● Task statement
Transcribe the records below in full; pictures stay out of the copy.

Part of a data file
>>

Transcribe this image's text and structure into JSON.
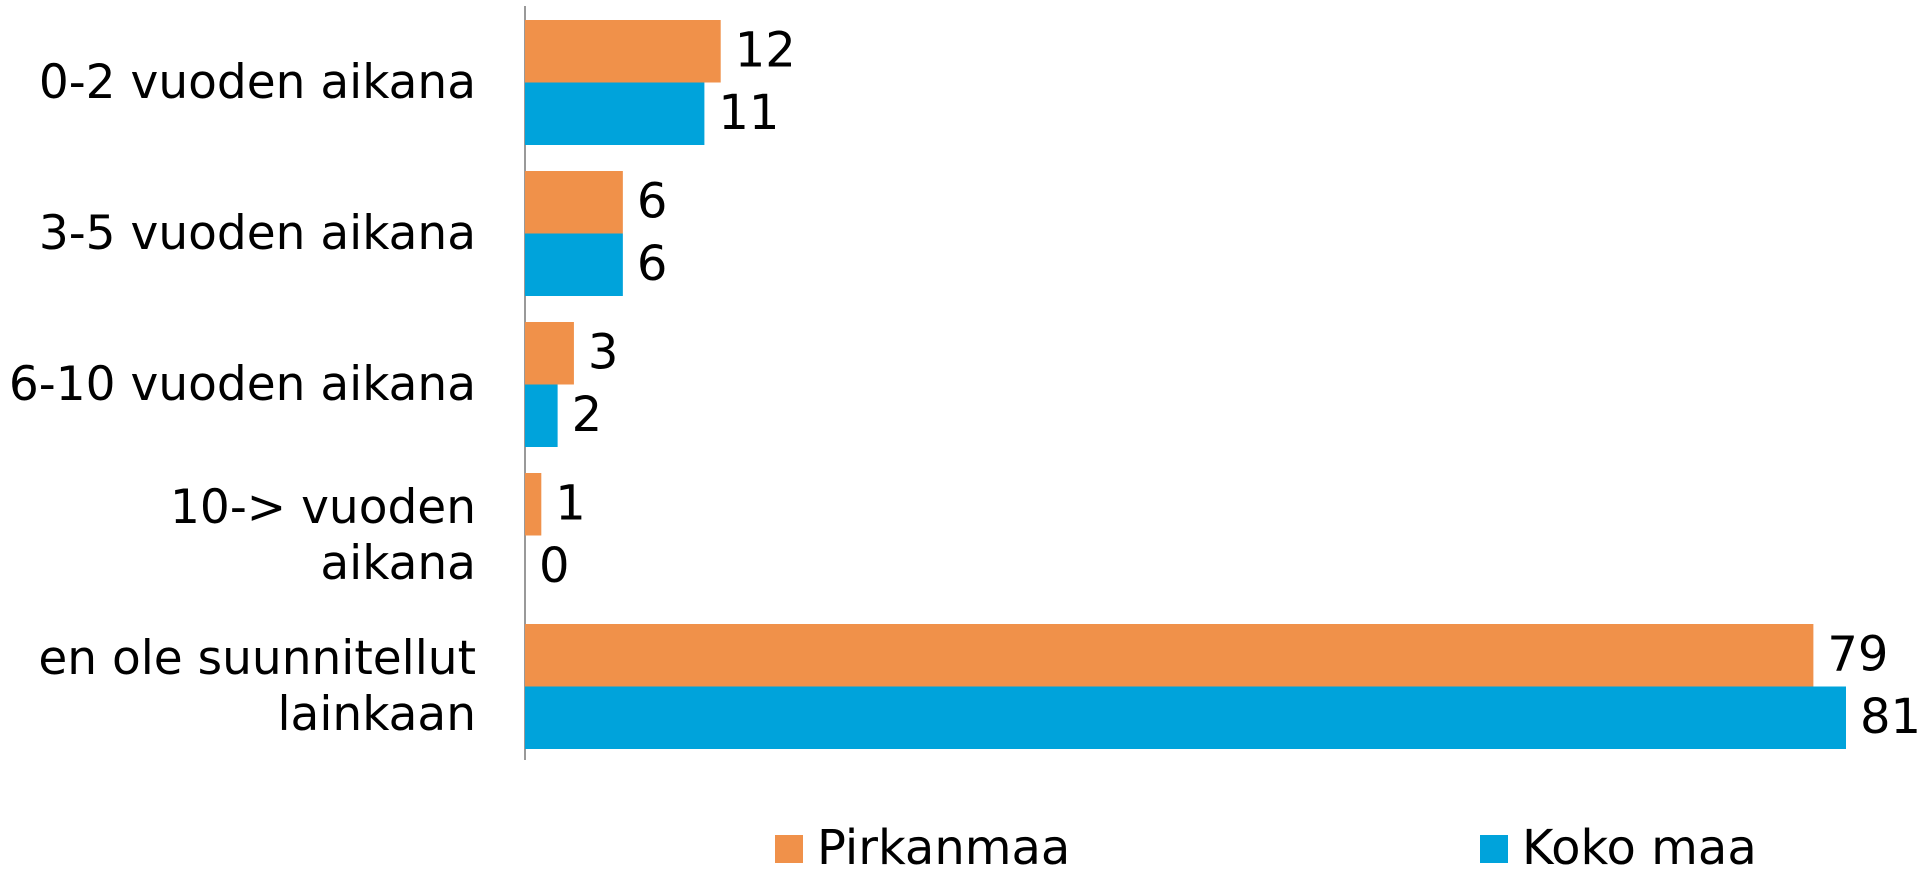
{
  "chart_data": {
    "type": "hbar",
    "categories": [
      "0-2 vuoden aikana",
      "3-5 vuoden aikana",
      "6-10 vuoden aikana",
      "10-> vuoden aikana",
      "en ole suunnitellut lainkaan"
    ],
    "series": [
      {
        "name": "Pirkanmaa",
        "color": "#f0914a",
        "values": [
          12,
          6,
          3,
          1,
          79
        ]
      },
      {
        "name": "Koko maa",
        "color": "#00a3db",
        "values": [
          11,
          6,
          2,
          0,
          81
        ]
      }
    ]
  }
}
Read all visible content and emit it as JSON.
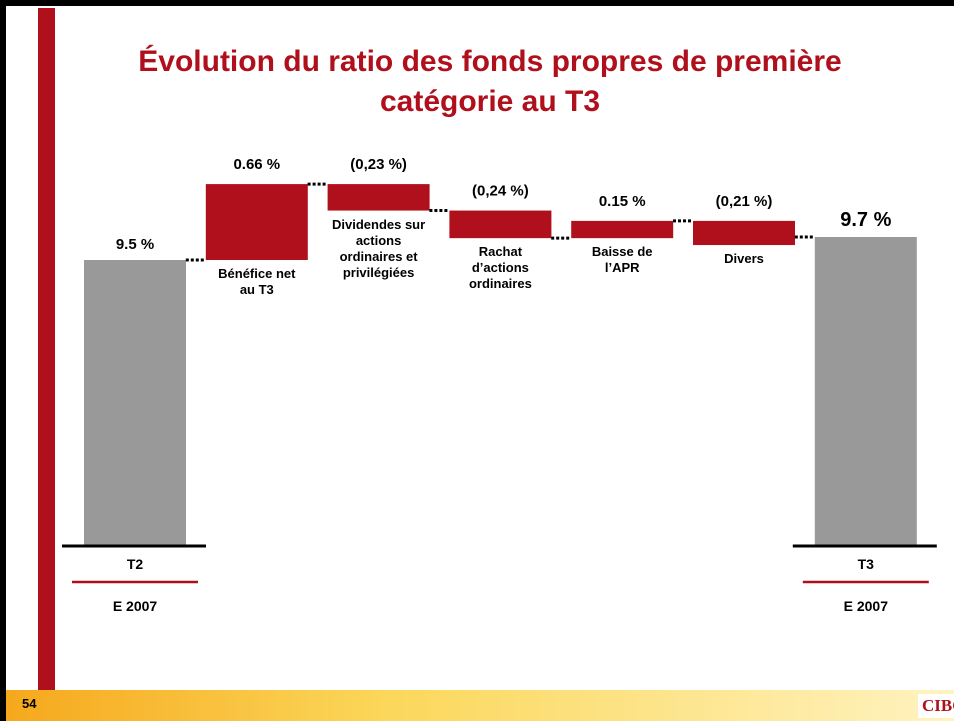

<<

● Expected output
Transcribe this image's text and structure into JSON.
{
  "chart_data": {
    "type": "hbar",
    "categories": [
      "0-2 vuoden aikana",
      "3-5 vuoden aikana",
      "6-10 vuoden aikana",
      "10-> vuoden aikana",
      "en ole suunnitellut lainkaan"
    ],
    "series": [
      {
        "name": "Pirkanmaa",
        "color": "#f0914a",
        "values": [
          12,
          6,
          3,
          1,
          79
        ]
      },
      {
        "name": "Koko maa",
        "color": "#00a3db",
        "values": [
          11,
          6,
          2,
          0,
          81
        ]
      }
    ]
  }
}
Read all visible content and emit it as JSON.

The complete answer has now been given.